** BEGIN Records to process **

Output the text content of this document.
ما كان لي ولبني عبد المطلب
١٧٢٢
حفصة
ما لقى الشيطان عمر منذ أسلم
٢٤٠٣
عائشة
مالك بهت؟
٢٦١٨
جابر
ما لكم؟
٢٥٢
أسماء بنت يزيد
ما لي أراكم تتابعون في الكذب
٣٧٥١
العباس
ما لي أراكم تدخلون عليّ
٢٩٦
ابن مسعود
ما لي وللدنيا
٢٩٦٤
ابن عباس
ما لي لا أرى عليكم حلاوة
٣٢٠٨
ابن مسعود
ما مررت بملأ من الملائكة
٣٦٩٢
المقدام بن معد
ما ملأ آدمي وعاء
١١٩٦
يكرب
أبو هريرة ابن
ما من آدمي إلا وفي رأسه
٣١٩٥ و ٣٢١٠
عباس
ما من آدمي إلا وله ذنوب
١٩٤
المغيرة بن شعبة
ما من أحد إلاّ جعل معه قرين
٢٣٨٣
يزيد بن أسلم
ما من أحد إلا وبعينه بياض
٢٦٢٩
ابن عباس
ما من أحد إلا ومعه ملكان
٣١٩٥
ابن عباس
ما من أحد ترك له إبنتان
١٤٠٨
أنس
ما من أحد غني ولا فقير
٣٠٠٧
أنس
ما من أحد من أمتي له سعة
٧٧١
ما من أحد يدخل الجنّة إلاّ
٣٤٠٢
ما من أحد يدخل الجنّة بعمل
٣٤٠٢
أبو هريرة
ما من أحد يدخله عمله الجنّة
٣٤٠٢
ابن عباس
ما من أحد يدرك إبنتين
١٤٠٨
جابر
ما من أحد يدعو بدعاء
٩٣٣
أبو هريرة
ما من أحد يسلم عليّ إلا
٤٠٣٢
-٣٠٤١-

** END Records to process **

Problem details >> All lines above with "الجن" in them should be returned.

Answer below >>
ما من أحد يدخل الجنّة إلاّ
ما من أحد يدخل الجنّة بعمل
ما من أحد يدخله عمله الجنّة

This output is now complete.